===== Materials provided =====

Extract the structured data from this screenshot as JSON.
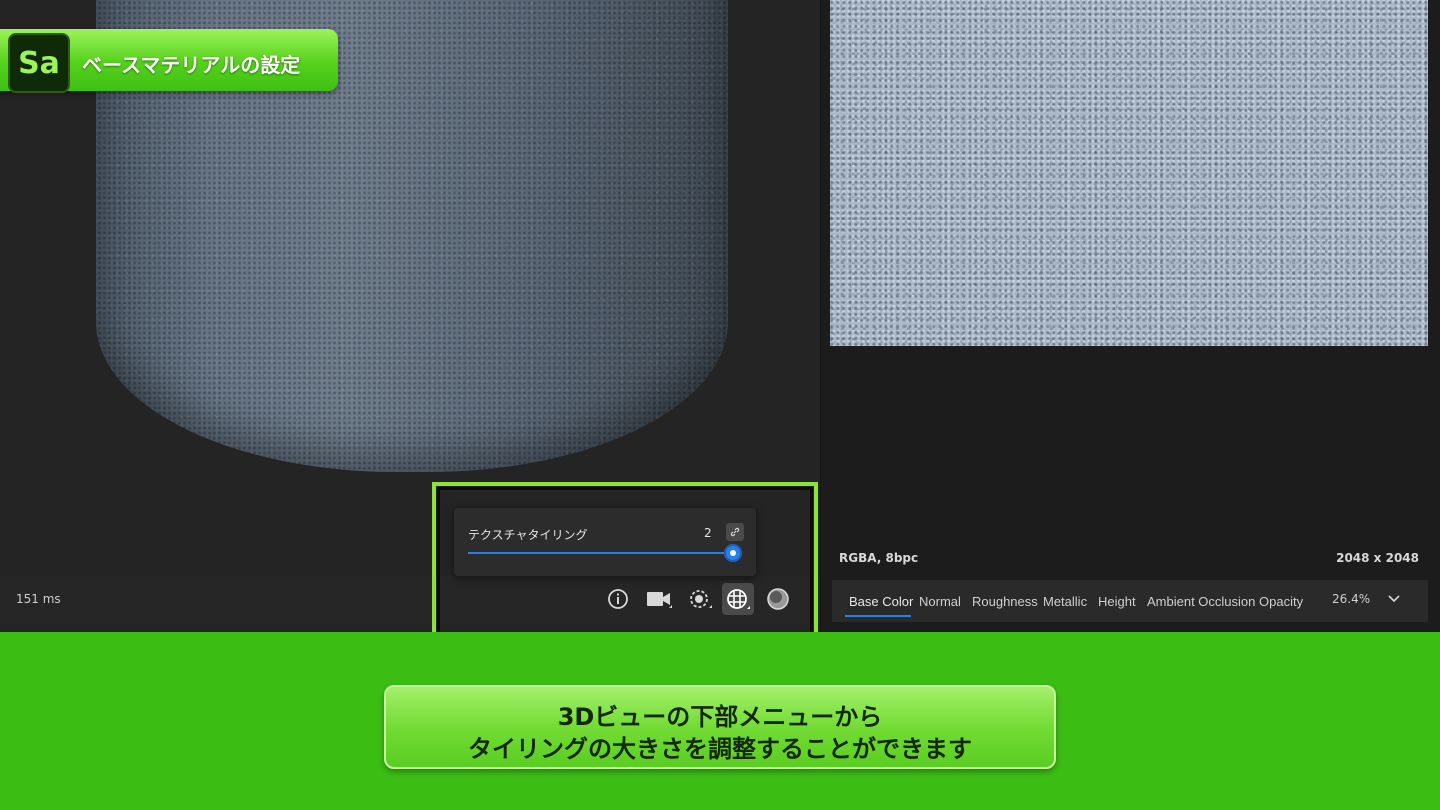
{
  "title_badge": {
    "logo": "Sa",
    "title": "ベースマテリアルの設定"
  },
  "viewport": {
    "render_time": "151 ms",
    "tiling_popover": {
      "label": "テクスチャタイリング",
      "value": "2",
      "link_icon": "link-icon"
    },
    "toolbar": [
      {
        "name": "info-button",
        "icon": "info-icon",
        "active": false
      },
      {
        "name": "camera-button",
        "icon": "video-camera-icon",
        "active": false
      },
      {
        "name": "environment-button",
        "icon": "environment-light-icon",
        "active": false
      },
      {
        "name": "tiling-button",
        "icon": "tiling-grid-icon",
        "active": true
      },
      {
        "name": "material-ball-button",
        "icon": "material-ball-icon",
        "active": false
      }
    ]
  },
  "texture_panel": {
    "format": "RGBA, 8bpc",
    "size": "2048 x 2048",
    "channels": [
      "Base Color",
      "Normal",
      "Roughness",
      "Metallic",
      "Height",
      "Ambient Occlusion",
      "Opacity"
    ],
    "active_channel": "Base Color",
    "zoom": "26.4%"
  },
  "caption": {
    "line1": "3Dビューの下部メニューから",
    "line2": "タイリングの大きさを調整することができます"
  },
  "colors": {
    "accent_blue": "#2680eb",
    "highlight_green": "#8ee03c",
    "band_green": "#3bbd14"
  }
}
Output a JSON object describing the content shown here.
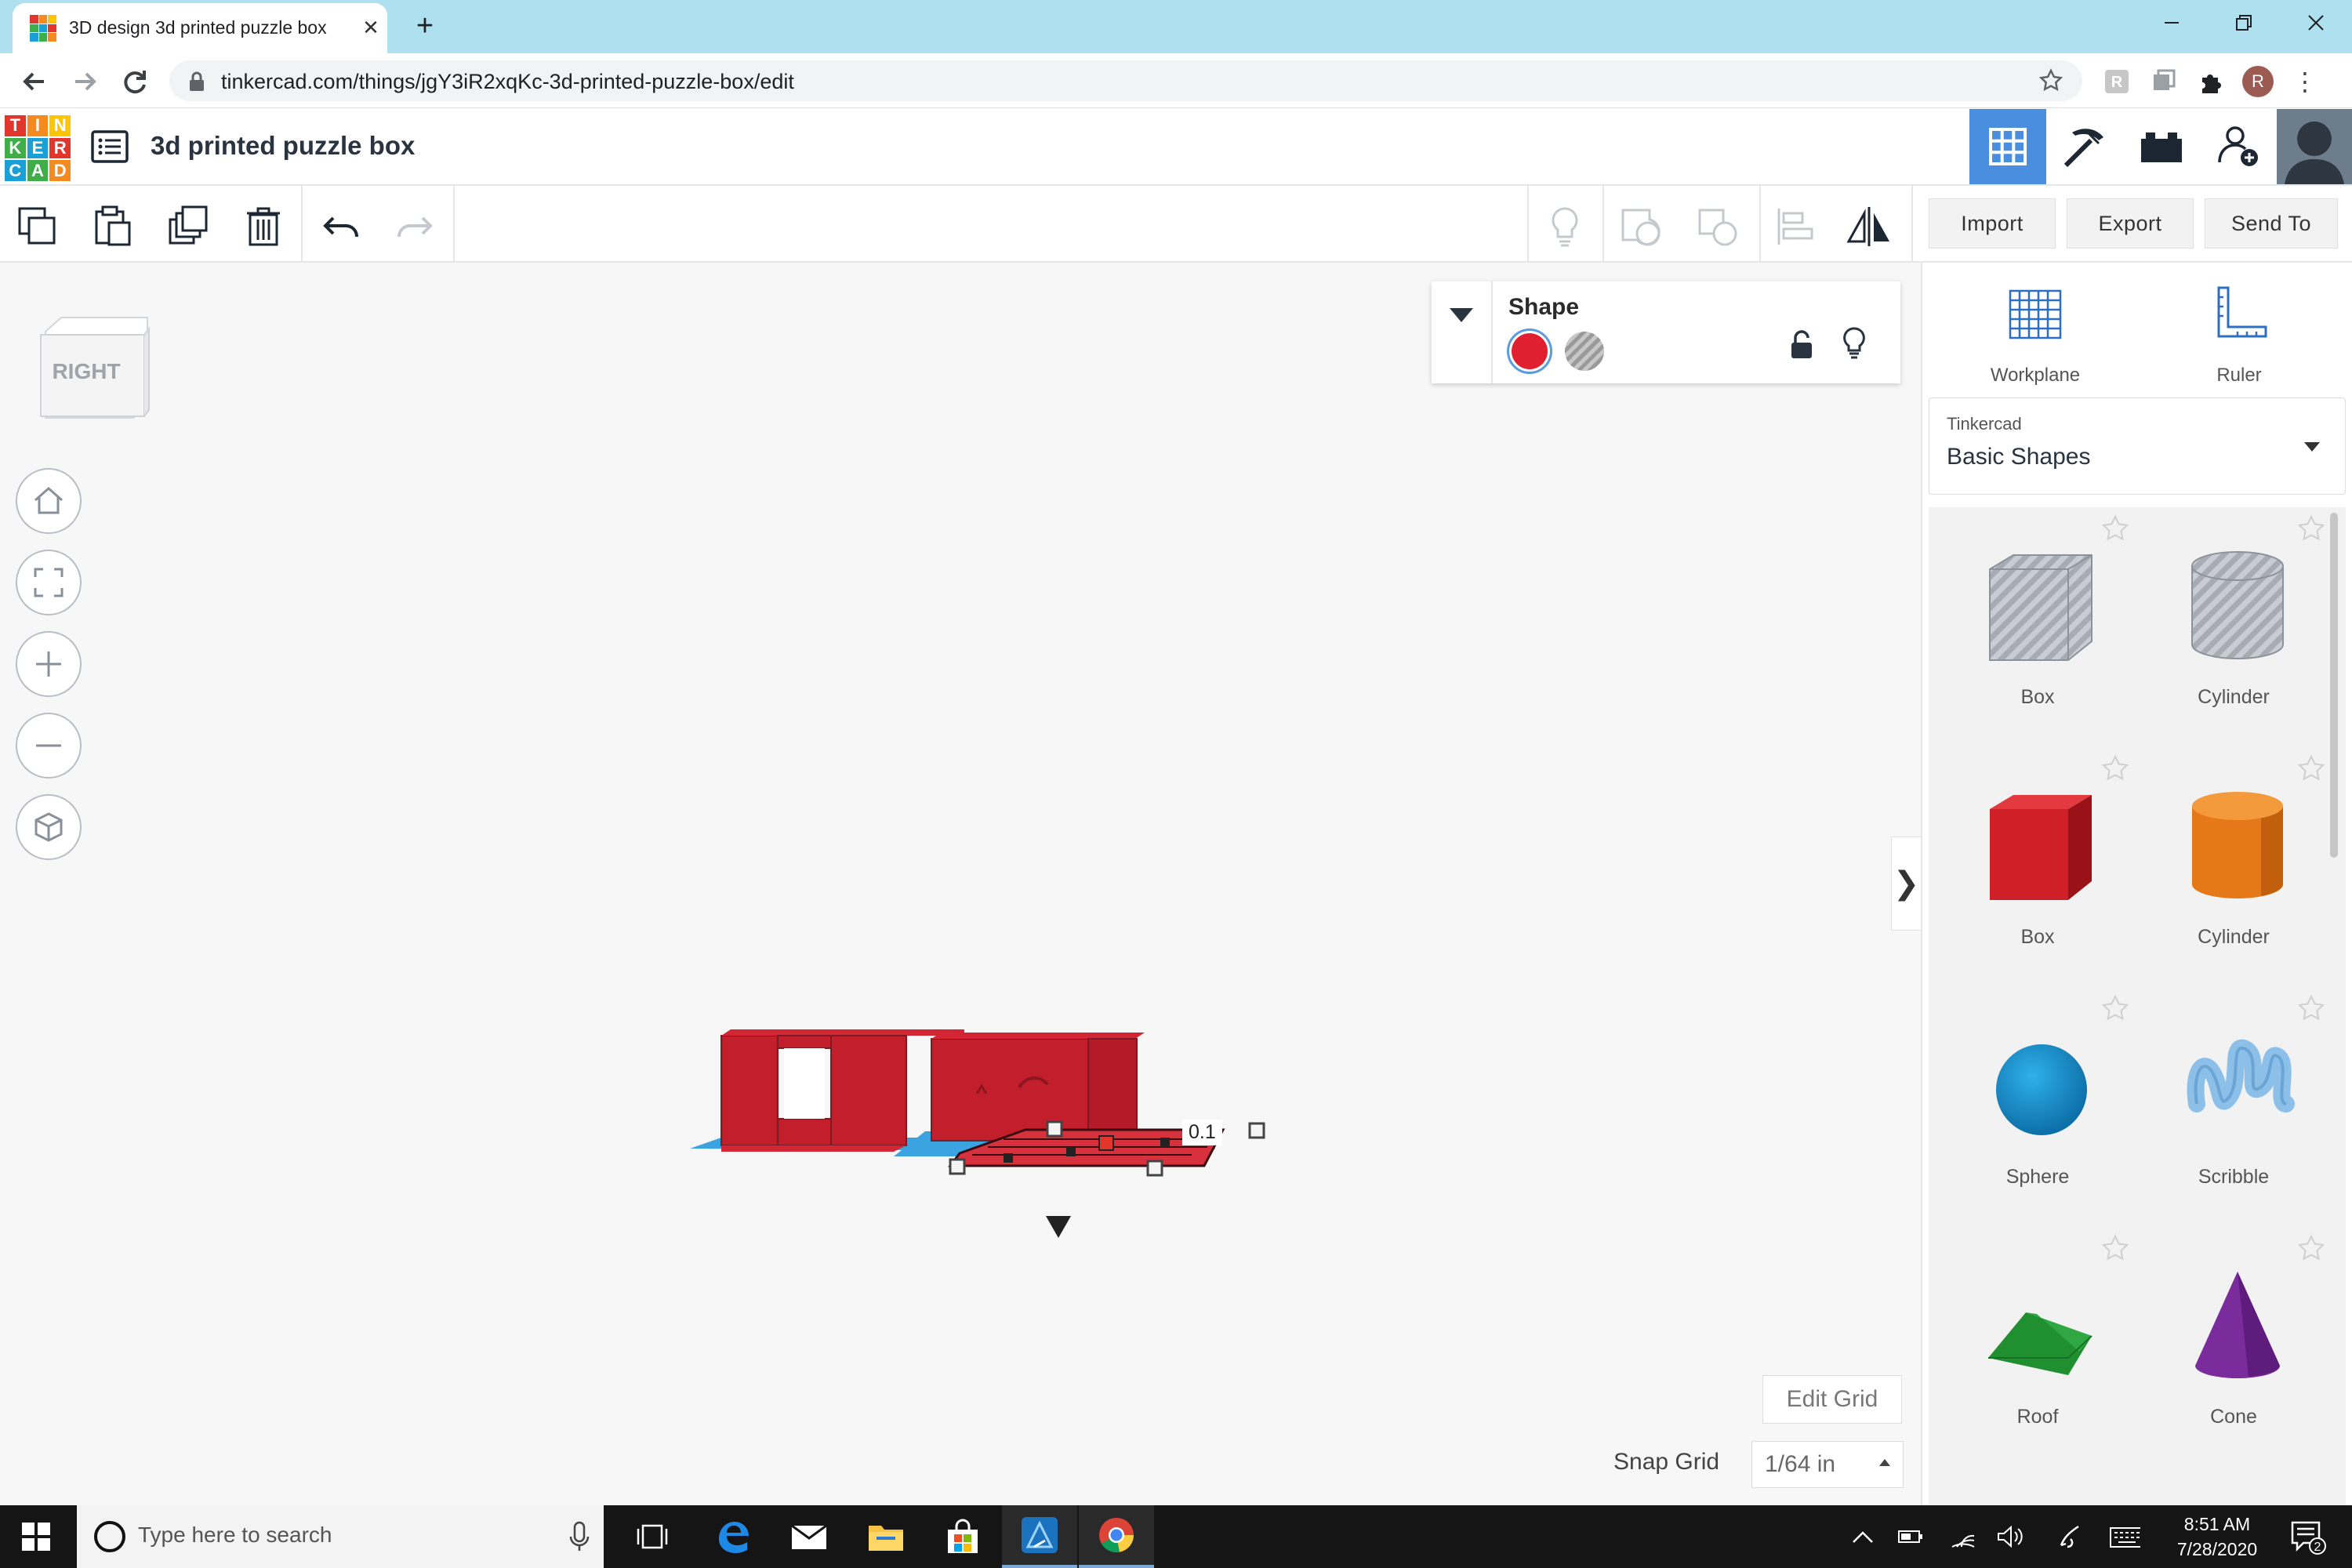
{
  "browser": {
    "tab_title": "3D design 3d printed puzzle box",
    "url": "tinkercad.com/things/jgY3iR2xqKc-3d-printed-puzzle-box/edit",
    "profile_initial": "R"
  },
  "header": {
    "logo_letters": [
      "T",
      "I",
      "N",
      "K",
      "E",
      "R",
      "C",
      "A",
      "D"
    ],
    "logo_colors": [
      "#e2352b",
      "#f58a1f",
      "#ffc500",
      "#3fae49",
      "#1aa0d6",
      "#e2352b",
      "#1aa0d6",
      "#3fae49",
      "#f58a1f"
    ],
    "design_title": "3d printed puzzle box",
    "accent_color": "#4a8fdf"
  },
  "toolbar": {
    "import_label": "Import",
    "export_label": "Export",
    "send_to_label": "Send To"
  },
  "viewcube": {
    "face_label": "RIGHT"
  },
  "shape_panel": {
    "title": "Shape",
    "solid_color": "#e0202e"
  },
  "workspace": {
    "dimension_value": "0.1",
    "edit_grid_label": "Edit Grid",
    "snap_grid_label": "Snap Grid",
    "snap_grid_value": "1/64 in"
  },
  "right_panel": {
    "workplane_label": "Workplane",
    "ruler_label": "Ruler",
    "library_provider": "Tinkercad",
    "library_name": "Basic Shapes",
    "shapes": [
      {
        "name": "Box",
        "icon": "box-hole-icon"
      },
      {
        "name": "Cylinder",
        "icon": "cylinder-hole-icon"
      },
      {
        "name": "Box",
        "icon": "box-red-icon"
      },
      {
        "name": "Cylinder",
        "icon": "cylinder-orange-icon"
      },
      {
        "name": "Sphere",
        "icon": "sphere-blue-icon"
      },
      {
        "name": "Scribble",
        "icon": "scribble-icon"
      },
      {
        "name": "Roof",
        "icon": "roof-green-icon"
      },
      {
        "name": "Cone",
        "icon": "cone-purple-icon"
      }
    ]
  },
  "taskbar": {
    "search_placeholder": "Type here to search",
    "time": "8:51 AM",
    "date": "7/28/2020",
    "notification_count": "2"
  }
}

=====

Written request:
Without the pictures, print the whole listing exactly as given.

Correct response:
Extract the structured data from this screenshot as JSON.
{
  "title_badge": {
    "logo": "Sa",
    "title": "ベースマテリアルの設定"
  },
  "viewport": {
    "render_time": "151 ms",
    "tiling_popover": {
      "label": "テクスチャタイリング",
      "value": "2",
      "link_icon": "link-icon"
    },
    "toolbar": [
      {
        "name": "info-button",
        "icon": "info-icon",
        "active": false
      },
      {
        "name": "camera-button",
        "icon": "video-camera-icon",
        "active": false
      },
      {
        "name": "environment-button",
        "icon": "environment-light-icon",
        "active": false
      },
      {
        "name": "tiling-button",
        "icon": "tiling-grid-icon",
        "active": true
      },
      {
        "name": "material-ball-button",
        "icon": "material-ball-icon",
        "active": false
      }
    ]
  },
  "texture_panel": {
    "format": "RGBA, 8bpc",
    "size": "2048 x 2048",
    "channels": [
      "Base Color",
      "Normal",
      "Roughness",
      "Metallic",
      "Height",
      "Ambient Occlusion",
      "Opacity"
    ],
    "active_channel": "Base Color",
    "zoom": "26.4%"
  },
  "caption": {
    "line1": "3Dビューの下部メニューから",
    "line2": "タイリングの大きさを調整することができます"
  },
  "colors": {
    "accent_blue": "#2680eb",
    "highlight_green": "#8ee03c",
    "band_green": "#3bbd14"
  }
}
Output a JSON object describing the content shown here.
{
  "browser": {
    "tab_title": "3D design 3d printed puzzle box",
    "url": "tinkercad.com/things/jgY3iR2xqKc-3d-printed-puzzle-box/edit",
    "profile_initial": "R"
  },
  "header": {
    "logo_letters": [
      "T",
      "I",
      "N",
      "K",
      "E",
      "R",
      "C",
      "A",
      "D"
    ],
    "logo_colors": [
      "#e2352b",
      "#f58a1f",
      "#ffc500",
      "#3fae49",
      "#1aa0d6",
      "#e2352b",
      "#1aa0d6",
      "#3fae49",
      "#f58a1f"
    ],
    "design_title": "3d printed puzzle box",
    "accent_color": "#4a8fdf"
  },
  "toolbar": {
    "import_label": "Import",
    "export_label": "Export",
    "send_to_label": "Send To"
  },
  "viewcube": {
    "face_label": "RIGHT"
  },
  "shape_panel": {
    "title": "Shape",
    "solid_color": "#e0202e"
  },
  "workspace": {
    "dimension_value": "0.1",
    "edit_grid_label": "Edit Grid",
    "snap_grid_label": "Snap Grid",
    "snap_grid_value": "1/64 in"
  },
  "right_panel": {
    "workplane_label": "Workplane",
    "ruler_label": "Ruler",
    "library_provider": "Tinkercad",
    "library_name": "Basic Shapes",
    "shapes": [
      {
        "name": "Box",
        "icon": "box-hole-icon"
      },
      {
        "name": "Cylinder",
        "icon": "cylinder-hole-icon"
      },
      {
        "name": "Box",
        "icon": "box-red-icon"
      },
      {
        "name": "Cylinder",
        "icon": "cylinder-orange-icon"
      },
      {
        "name": "Sphere",
        "icon": "sphere-blue-icon"
      },
      {
        "name": "Scribble",
        "icon": "scribble-icon"
      },
      {
        "name": "Roof",
        "icon": "roof-green-icon"
      },
      {
        "name": "Cone",
        "icon": "cone-purple-icon"
      }
    ]
  },
  "taskbar": {
    "search_placeholder": "Type here to search",
    "time": "8:51 AM",
    "date": "7/28/2020",
    "notification_count": "2"
  }
}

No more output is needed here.